Reproduce the complete listing without any deviation.

## start Task material

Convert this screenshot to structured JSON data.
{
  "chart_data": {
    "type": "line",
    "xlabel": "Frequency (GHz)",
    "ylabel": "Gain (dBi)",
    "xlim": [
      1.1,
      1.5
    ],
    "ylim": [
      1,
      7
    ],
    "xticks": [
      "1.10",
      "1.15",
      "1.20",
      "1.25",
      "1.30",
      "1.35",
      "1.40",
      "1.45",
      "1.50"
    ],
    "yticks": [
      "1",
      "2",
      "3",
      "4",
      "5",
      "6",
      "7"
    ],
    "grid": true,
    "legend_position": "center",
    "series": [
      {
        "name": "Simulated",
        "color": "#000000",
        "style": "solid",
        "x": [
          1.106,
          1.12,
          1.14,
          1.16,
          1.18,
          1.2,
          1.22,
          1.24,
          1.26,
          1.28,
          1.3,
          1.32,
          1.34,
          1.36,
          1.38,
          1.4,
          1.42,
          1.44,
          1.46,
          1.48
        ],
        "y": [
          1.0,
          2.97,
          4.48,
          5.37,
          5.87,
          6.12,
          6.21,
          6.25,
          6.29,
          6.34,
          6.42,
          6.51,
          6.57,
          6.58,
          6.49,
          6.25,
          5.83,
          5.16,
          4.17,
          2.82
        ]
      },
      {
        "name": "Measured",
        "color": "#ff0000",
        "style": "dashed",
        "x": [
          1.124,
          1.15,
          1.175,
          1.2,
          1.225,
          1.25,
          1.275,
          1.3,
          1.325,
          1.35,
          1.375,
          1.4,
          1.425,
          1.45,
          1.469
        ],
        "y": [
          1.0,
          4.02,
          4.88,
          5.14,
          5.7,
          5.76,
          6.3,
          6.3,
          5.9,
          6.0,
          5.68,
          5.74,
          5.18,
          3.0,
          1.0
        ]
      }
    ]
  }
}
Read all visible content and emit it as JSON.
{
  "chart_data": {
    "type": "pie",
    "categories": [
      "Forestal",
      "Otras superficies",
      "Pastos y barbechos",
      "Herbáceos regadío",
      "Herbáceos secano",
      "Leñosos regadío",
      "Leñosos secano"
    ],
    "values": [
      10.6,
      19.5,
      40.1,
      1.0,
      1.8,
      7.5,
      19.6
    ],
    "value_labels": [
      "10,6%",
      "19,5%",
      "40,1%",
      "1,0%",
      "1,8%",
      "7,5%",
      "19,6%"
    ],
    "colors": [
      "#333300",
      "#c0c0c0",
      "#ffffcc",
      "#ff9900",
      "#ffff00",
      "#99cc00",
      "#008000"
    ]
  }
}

## end Task material

→ **Result of this exercise**
Convert this screenshot to structured JSON data.
{
  "chart_data": {
    "type": "line",
    "xlabel": "Frequency (GHz)",
    "ylabel": "Gain (dBi)",
    "xlim": [
      1.1,
      1.5
    ],
    "ylim": [
      1,
      7
    ],
    "xticks": [
      "1.10",
      "1.15",
      "1.20",
      "1.25",
      "1.30",
      "1.35",
      "1.40",
      "1.45",
      "1.50"
    ],
    "yticks": [
      "1",
      "2",
      "3",
      "4",
      "5",
      "6",
      "7"
    ],
    "grid": true,
    "legend_position": "center",
    "series": [
      {
        "name": "Simulated",
        "color": "#000000",
        "style": "solid",
        "x": [
          1.106,
          1.12,
          1.14,
          1.16,
          1.18,
          1.2,
          1.22,
          1.24,
          1.26,
          1.28,
          1.3,
          1.32,
          1.34,
          1.36,
          1.38,
          1.4,
          1.42,
          1.44,
          1.46,
          1.48
        ],
        "y": [
          1.0,
          2.97,
          4.48,
          5.37,
          5.87,
          6.12,
          6.21,
          6.25,
          6.29,
          6.34,
          6.42,
          6.51,
          6.57,
          6.58,
          6.49,
          6.25,
          5.83,
          5.16,
          4.17,
          2.82
        ]
      },
      {
        "name": "Measured",
        "color": "#ff0000",
        "style": "dashed",
        "x": [
          1.124,
          1.15,
          1.175,
          1.2,
          1.225,
          1.25,
          1.275,
          1.3,
          1.325,
          1.35,
          1.375,
          1.4,
          1.425,
          1.45,
          1.469
        ],
        "y": [
          1.0,
          4.02,
          4.88,
          5.14,
          5.7,
          5.76,
          6.3,
          6.3,
          5.9,
          6.0,
          5.68,
          5.74,
          5.18,
          3.0,
          1.0
        ]
      }
    ]
  }
}
Read all visible content and emit it as JSON.
{
  "chart_data": {
    "type": "pie",
    "categories": [
      "Forestal",
      "Otras superficies",
      "Pastos y barbechos",
      "Herbáceos regadío",
      "Herbáceos secano",
      "Leñosos regadío",
      "Leñosos secano"
    ],
    "values": [
      10.6,
      19.5,
      40.1,
      1.0,
      1.8,
      7.5,
      19.6
    ],
    "value_labels": [
      "10,6%",
      "19,5%",
      "40,1%",
      "1,0%",
      "1,8%",
      "7,5%",
      "19,6%"
    ],
    "colors": [
      "#333300",
      "#c0c0c0",
      "#ffffcc",
      "#ff9900",
      "#ffff00",
      "#99cc00",
      "#008000"
    ]
  }
}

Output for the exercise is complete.